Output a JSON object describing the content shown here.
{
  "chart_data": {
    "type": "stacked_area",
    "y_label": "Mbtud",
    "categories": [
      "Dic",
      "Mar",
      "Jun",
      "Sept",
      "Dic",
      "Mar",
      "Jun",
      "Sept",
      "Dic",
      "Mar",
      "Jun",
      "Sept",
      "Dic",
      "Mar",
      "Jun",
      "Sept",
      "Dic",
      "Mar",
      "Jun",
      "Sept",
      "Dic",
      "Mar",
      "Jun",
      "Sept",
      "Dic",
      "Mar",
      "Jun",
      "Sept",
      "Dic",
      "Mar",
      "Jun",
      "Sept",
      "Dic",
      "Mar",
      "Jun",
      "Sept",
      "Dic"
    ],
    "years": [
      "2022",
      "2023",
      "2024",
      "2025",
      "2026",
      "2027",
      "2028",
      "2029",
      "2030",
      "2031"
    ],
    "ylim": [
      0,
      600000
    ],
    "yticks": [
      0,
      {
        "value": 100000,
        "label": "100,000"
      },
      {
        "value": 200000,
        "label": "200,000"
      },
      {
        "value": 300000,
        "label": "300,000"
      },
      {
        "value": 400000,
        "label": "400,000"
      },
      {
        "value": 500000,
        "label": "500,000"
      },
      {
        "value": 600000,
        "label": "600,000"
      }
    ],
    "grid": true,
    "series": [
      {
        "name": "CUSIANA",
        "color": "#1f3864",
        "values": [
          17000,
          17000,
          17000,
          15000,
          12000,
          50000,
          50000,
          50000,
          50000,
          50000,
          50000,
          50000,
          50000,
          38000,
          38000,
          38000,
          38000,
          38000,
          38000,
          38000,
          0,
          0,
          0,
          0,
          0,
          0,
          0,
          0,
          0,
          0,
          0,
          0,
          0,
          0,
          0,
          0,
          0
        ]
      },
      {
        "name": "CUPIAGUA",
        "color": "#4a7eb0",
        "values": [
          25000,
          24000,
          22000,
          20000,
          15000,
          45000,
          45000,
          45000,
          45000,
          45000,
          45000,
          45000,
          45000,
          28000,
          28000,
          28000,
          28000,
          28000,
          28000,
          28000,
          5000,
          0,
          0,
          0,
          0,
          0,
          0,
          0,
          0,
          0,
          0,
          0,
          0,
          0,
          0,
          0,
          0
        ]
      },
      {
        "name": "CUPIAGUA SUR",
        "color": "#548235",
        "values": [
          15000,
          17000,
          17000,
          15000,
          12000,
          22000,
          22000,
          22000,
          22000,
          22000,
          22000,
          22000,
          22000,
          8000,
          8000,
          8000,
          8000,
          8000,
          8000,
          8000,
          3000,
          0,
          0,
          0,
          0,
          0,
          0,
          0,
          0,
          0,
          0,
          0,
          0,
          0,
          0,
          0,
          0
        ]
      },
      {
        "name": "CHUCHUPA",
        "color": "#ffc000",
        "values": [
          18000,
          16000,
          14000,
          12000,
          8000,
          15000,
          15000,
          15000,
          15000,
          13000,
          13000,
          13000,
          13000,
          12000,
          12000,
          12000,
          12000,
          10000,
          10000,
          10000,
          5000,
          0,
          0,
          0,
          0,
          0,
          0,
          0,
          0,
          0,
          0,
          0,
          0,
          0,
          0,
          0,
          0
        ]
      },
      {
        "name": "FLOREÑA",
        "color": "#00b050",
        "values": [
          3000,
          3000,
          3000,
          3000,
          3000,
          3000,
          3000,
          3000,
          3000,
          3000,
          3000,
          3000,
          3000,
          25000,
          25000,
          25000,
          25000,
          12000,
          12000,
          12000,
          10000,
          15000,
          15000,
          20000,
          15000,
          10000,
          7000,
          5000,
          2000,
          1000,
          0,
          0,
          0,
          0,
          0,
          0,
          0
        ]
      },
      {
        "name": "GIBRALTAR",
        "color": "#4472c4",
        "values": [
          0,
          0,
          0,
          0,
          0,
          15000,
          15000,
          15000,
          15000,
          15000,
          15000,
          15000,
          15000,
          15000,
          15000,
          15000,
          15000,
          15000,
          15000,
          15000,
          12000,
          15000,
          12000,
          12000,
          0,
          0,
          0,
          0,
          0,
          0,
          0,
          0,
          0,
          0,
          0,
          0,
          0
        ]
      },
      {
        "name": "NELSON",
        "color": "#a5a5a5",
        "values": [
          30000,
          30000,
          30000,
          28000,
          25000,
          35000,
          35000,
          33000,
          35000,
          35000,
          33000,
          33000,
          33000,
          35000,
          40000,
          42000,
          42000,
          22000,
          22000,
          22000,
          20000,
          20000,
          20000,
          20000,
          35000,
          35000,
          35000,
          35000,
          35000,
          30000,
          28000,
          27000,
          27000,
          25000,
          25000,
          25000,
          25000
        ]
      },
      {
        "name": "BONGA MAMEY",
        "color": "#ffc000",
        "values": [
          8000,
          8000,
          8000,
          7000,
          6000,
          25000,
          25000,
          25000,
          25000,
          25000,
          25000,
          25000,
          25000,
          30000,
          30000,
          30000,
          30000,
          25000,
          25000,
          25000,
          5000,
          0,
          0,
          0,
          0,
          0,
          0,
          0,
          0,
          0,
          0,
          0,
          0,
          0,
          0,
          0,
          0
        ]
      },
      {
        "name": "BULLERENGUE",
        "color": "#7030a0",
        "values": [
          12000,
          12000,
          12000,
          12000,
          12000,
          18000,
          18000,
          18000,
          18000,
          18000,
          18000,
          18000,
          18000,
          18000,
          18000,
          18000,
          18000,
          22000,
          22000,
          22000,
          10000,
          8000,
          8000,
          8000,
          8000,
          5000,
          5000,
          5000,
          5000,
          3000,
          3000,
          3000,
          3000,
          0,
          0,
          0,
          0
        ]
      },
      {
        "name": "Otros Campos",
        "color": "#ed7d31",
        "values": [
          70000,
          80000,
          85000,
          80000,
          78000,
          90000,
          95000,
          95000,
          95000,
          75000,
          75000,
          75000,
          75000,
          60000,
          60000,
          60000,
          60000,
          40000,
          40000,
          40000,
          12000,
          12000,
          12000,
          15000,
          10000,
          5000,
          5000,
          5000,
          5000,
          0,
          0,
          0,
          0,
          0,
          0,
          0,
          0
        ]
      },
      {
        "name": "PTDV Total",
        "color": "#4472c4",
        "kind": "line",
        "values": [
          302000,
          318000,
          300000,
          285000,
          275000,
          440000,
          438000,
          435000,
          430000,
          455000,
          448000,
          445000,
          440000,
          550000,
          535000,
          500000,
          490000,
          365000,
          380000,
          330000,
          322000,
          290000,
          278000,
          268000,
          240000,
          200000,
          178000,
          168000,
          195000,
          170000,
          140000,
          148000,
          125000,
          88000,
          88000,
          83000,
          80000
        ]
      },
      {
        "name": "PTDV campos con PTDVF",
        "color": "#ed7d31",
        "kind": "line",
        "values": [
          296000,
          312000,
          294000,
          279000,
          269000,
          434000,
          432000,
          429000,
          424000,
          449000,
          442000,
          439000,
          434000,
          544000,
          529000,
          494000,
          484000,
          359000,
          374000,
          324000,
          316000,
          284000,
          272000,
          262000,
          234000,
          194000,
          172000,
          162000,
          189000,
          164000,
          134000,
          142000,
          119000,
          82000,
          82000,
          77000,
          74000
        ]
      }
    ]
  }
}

########

Which lines contain the word "PTDV"? Copy each of them.

        "name": "PTDV Total",
        "name": "PTDV campos con PTDVF",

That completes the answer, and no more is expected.